WRITTEN PROBLEM: Repeat each entry exactly and drop the pictures.

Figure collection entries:

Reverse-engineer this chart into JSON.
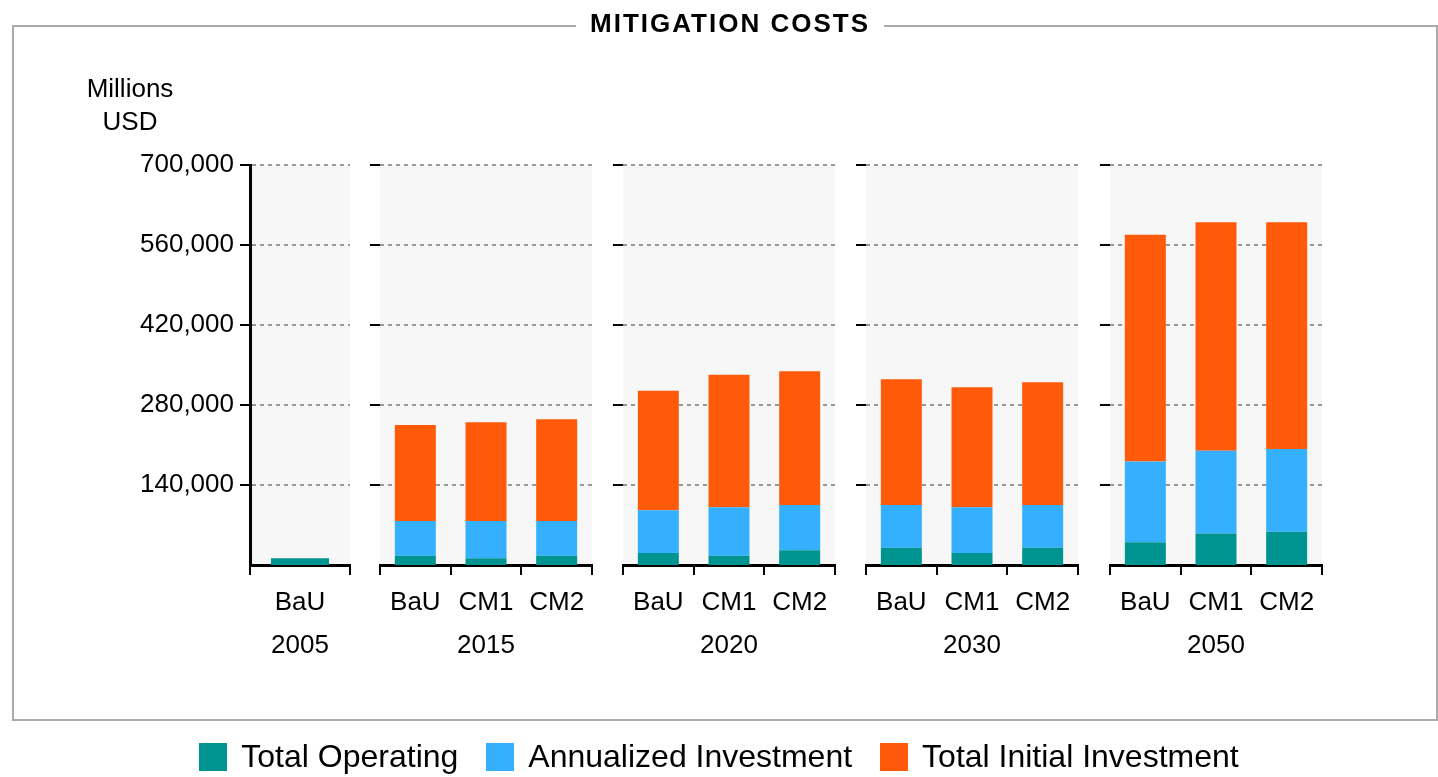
{
  "chart_data": [
    {
      "type": "bar",
      "ylabel": "Millions USD",
      "xlabel": "2005",
      "categories": [
        "BaU"
      ],
      "stacked": true,
      "ylim": [
        0,
        700000
      ],
      "yticks": [
        {
          "value": 140000,
          "label": "140,000"
        },
        {
          "value": 280000,
          "label": "280,000"
        },
        {
          "value": 420000,
          "label": "420,000"
        },
        {
          "value": 560000,
          "label": "560,000"
        },
        {
          "value": 700000,
          "label": "700,000"
        }
      ],
      "grid": "y",
      "legend": "bottom",
      "series": [
        {
          "name": "Total Operating",
          "color": "#009490",
          "values": [
            12000
          ]
        },
        {
          "name": "Annualized Investment",
          "color": "#35b0ff",
          "values": [
            null
          ]
        },
        {
          "name": "Total Initial Investment",
          "color": "#ff5a0a",
          "values": [
            null
          ]
        }
      ]
    },
    {
      "type": "bar",
      "xlabel": "2015",
      "categories": [
        "BaU",
        "CM1",
        "CM2"
      ],
      "stacked": true,
      "ylim": [
        0,
        700000
      ],
      "yticks": [
        {
          "value": 140000,
          "label": null
        },
        {
          "value": 280000,
          "label": null
        },
        {
          "value": 420000,
          "label": null
        },
        {
          "value": 560000,
          "label": null
        },
        {
          "value": 700000,
          "label": null
        }
      ],
      "grid": "y",
      "tick_labels": "x",
      "series": [
        {
          "color": "#009490",
          "values": [
            16000,
            12000,
            16000
          ]
        },
        {
          "color": "#35b0ff",
          "values": [
            61000,
            65000,
            61000
          ]
        },
        {
          "color": "#ff5a0a",
          "values": [
            168000,
            173000,
            178000
          ]
        }
      ]
    },
    {
      "type": "bar",
      "title": "MITIGATION COSTS",
      "xlabel": "2020",
      "categories": [
        "BaU",
        "CM1",
        "CM2"
      ],
      "stacked": true,
      "ylim": [
        0,
        700000
      ],
      "yticks": [
        {
          "value": 140000,
          "label": null
        },
        {
          "value": 280000,
          "label": null
        },
        {
          "value": 420000,
          "label": null
        },
        {
          "value": 560000,
          "label": null
        },
        {
          "value": 700000,
          "label": null
        }
      ],
      "grid": "y",
      "tick_labels": "x",
      "series": [
        {
          "color": "#009490",
          "values": [
            21000,
            16000,
            26000
          ]
        },
        {
          "color": "#35b0ff",
          "values": [
            75000,
            85000,
            79000
          ]
        },
        {
          "color": "#ff5a0a",
          "values": [
            209000,
            232000,
            234000
          ]
        }
      ]
    },
    {
      "type": "bar",
      "xlabel": "2030",
      "categories": [
        "BaU",
        "CM1",
        "CM2"
      ],
      "stacked": true,
      "ylim": [
        0,
        700000
      ],
      "yticks": [
        {
          "value": 140000,
          "label": null
        },
        {
          "value": 280000,
          "label": null
        },
        {
          "value": 420000,
          "label": null
        },
        {
          "value": 560000,
          "label": null
        },
        {
          "value": 700000,
          "label": null
        }
      ],
      "grid": "y",
      "tick_labels": "x",
      "series": [
        {
          "color": "#009490",
          "values": [
            30000,
            21000,
            30000
          ]
        },
        {
          "color": "#35b0ff",
          "values": [
            75000,
            80000,
            75000
          ]
        },
        {
          "color": "#ff5a0a",
          "values": [
            220000,
            210000,
            215000
          ]
        }
      ]
    },
    {
      "type": "bar",
      "xlabel": "2050",
      "categories": [
        "BaU",
        "CM1",
        "CM2"
      ],
      "stacked": true,
      "ylim": [
        0,
        700000
      ],
      "yticks": [
        {
          "value": 140000,
          "label": null
        },
        {
          "value": 280000,
          "label": null
        },
        {
          "value": 420000,
          "label": null
        },
        {
          "value": 560000,
          "label": null
        },
        {
          "value": 700000,
          "label": null
        }
      ],
      "grid": "y",
      "tick_labels": "x",
      "series": [
        {
          "color": "#009490",
          "values": [
            40000,
            55000,
            58000
          ]
        },
        {
          "color": "#35b0ff",
          "values": [
            141000,
            145000,
            145000
          ]
        },
        {
          "color": "#ff5a0a",
          "values": [
            397000,
            400000,
            397000
          ]
        }
      ]
    }
  ]
}
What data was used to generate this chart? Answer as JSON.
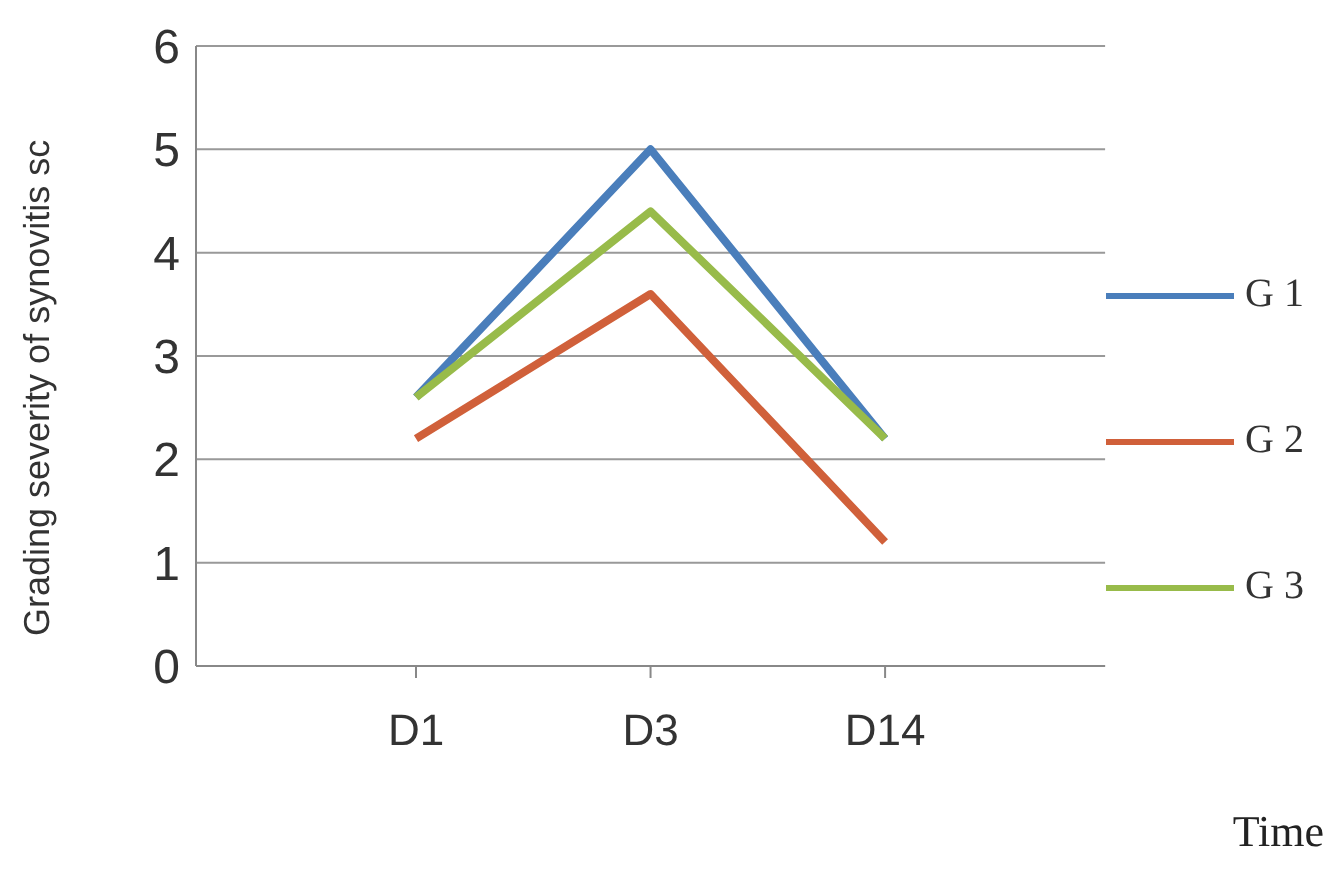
{
  "chart_data": {
    "type": "line",
    "xlabel": "Time",
    "ylabel": "Grading severity of synovitis sc",
    "categories": [
      "D1",
      "D3",
      "D14"
    ],
    "series": [
      {
        "name": "G 1",
        "color": "#4a7ebb",
        "values": [
          2.6,
          5.0,
          2.2
        ]
      },
      {
        "name": "G 2",
        "color": "#d0603a",
        "values": [
          2.2,
          3.6,
          1.2
        ]
      },
      {
        "name": "G 3",
        "color": "#98bb4a",
        "values": [
          2.6,
          4.4,
          2.2
        ]
      }
    ],
    "ylim": [
      0,
      6
    ],
    "yticks": [
      0,
      1,
      2,
      3,
      4,
      5,
      6
    ],
    "grid": "y",
    "legend": "right",
    "marker": "none",
    "line_style": "solid"
  }
}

FINISHED TASK:
Reverse-engineer this chart into JSON.
{
  "chart_data": [
    {
      "type": "bar",
      "ylabel": "Millions USD",
      "xlabel": "2005",
      "categories": [
        "BaU"
      ],
      "stacked": true,
      "ylim": [
        0,
        700000
      ],
      "yticks": [
        {
          "value": 140000,
          "label": "140,000"
        },
        {
          "value": 280000,
          "label": "280,000"
        },
        {
          "value": 420000,
          "label": "420,000"
        },
        {
          "value": 560000,
          "label": "560,000"
        },
        {
          "value": 700000,
          "label": "700,000"
        }
      ],
      "grid": "y",
      "legend": "bottom",
      "series": [
        {
          "name": "Total Operating",
          "color": "#009490",
          "values": [
            12000
          ]
        },
        {
          "name": "Annualized Investment",
          "color": "#35b0ff",
          "values": [
            null
          ]
        },
        {
          "name": "Total Initial Investment",
          "color": "#ff5a0a",
          "values": [
            null
          ]
        }
      ]
    },
    {
      "type": "bar",
      "xlabel": "2015",
      "categories": [
        "BaU",
        "CM1",
        "CM2"
      ],
      "stacked": true,
      "ylim": [
        0,
        700000
      ],
      "yticks": [
        {
          "value": 140000,
          "label": null
        },
        {
          "value": 280000,
          "label": null
        },
        {
          "value": 420000,
          "label": null
        },
        {
          "value": 560000,
          "label": null
        },
        {
          "value": 700000,
          "label": null
        }
      ],
      "grid": "y",
      "tick_labels": "x",
      "series": [
        {
          "color": "#009490",
          "values": [
            16000,
            12000,
            16000
          ]
        },
        {
          "color": "#35b0ff",
          "values": [
            61000,
            65000,
            61000
          ]
        },
        {
          "color": "#ff5a0a",
          "values": [
            168000,
            173000,
            178000
          ]
        }
      ]
    },
    {
      "type": "bar",
      "title": "MITIGATION COSTS",
      "xlabel": "2020",
      "categories": [
        "BaU",
        "CM1",
        "CM2"
      ],
      "stacked": true,
      "ylim": [
        0,
        700000
      ],
      "yticks": [
        {
          "value": 140000,
          "label": null
        },
        {
          "value": 280000,
          "label": null
        },
        {
          "value": 420000,
          "label": null
        },
        {
          "value": 560000,
          "label": null
        },
        {
          "value": 700000,
          "label": null
        }
      ],
      "grid": "y",
      "tick_labels": "x",
      "series": [
        {
          "color": "#009490",
          "values": [
            21000,
            16000,
            26000
          ]
        },
        {
          "color": "#35b0ff",
          "values": [
            75000,
            85000,
            79000
          ]
        },
        {
          "color": "#ff5a0a",
          "values": [
            209000,
            232000,
            234000
          ]
        }
      ]
    },
    {
      "type": "bar",
      "xlabel": "2030",
      "categories": [
        "BaU",
        "CM1",
        "CM2"
      ],
      "stacked": true,
      "ylim": [
        0,
        700000
      ],
      "yticks": [
        {
          "value": 140000,
          "label": null
        },
        {
          "value": 280000,
          "label": null
        },
        {
          "value": 420000,
          "label": null
        },
        {
          "value": 560000,
          "label": null
        },
        {
          "value": 700000,
          "label": null
        }
      ],
      "grid": "y",
      "tick_labels": "x",
      "series": [
        {
          "color": "#009490",
          "values": [
            30000,
            21000,
            30000
          ]
        },
        {
          "color": "#35b0ff",
          "values": [
            75000,
            80000,
            75000
          ]
        },
        {
          "color": "#ff5a0a",
          "values": [
            220000,
            210000,
            215000
          ]
        }
      ]
    },
    {
      "type": "bar",
      "xlabel": "2050",
      "categories": [
        "BaU",
        "CM1",
        "CM2"
      ],
      "stacked": true,
      "ylim": [
        0,
        700000
      ],
      "yticks": [
        {
          "value": 140000,
          "label": null
        },
        {
          "value": 280000,
          "label": null
        },
        {
          "value": 420000,
          "label": null
        },
        {
          "value": 560000,
          "label": null
        },
        {
          "value": 700000,
          "label": null
        }
      ],
      "grid": "y",
      "tick_labels": "x",
      "series": [
        {
          "color": "#009490",
          "values": [
            40000,
            55000,
            58000
          ]
        },
        {
          "color": "#35b0ff",
          "values": [
            141000,
            145000,
            145000
          ]
        },
        {
          "color": "#ff5a0a",
          "values": [
            397000,
            400000,
            397000
          ]
        }
      ]
    }
  ]
}
What data was used to generate this chart? Answer as JSON.
{
  "chart_data": {
    "type": "line",
    "xlabel": "Time",
    "ylabel": "Grading severity of synovitis sc",
    "categories": [
      "D1",
      "D3",
      "D14"
    ],
    "series": [
      {
        "name": "G 1",
        "color": "#4a7ebb",
        "values": [
          2.6,
          5.0,
          2.2
        ]
      },
      {
        "name": "G 2",
        "color": "#d0603a",
        "values": [
          2.2,
          3.6,
          1.2
        ]
      },
      {
        "name": "G 3",
        "color": "#98bb4a",
        "values": [
          2.6,
          4.4,
          2.2
        ]
      }
    ],
    "ylim": [
      0,
      6
    ],
    "yticks": [
      0,
      1,
      2,
      3,
      4,
      5,
      6
    ],
    "grid": "y",
    "legend": "right",
    "marker": "none",
    "line_style": "solid"
  }
}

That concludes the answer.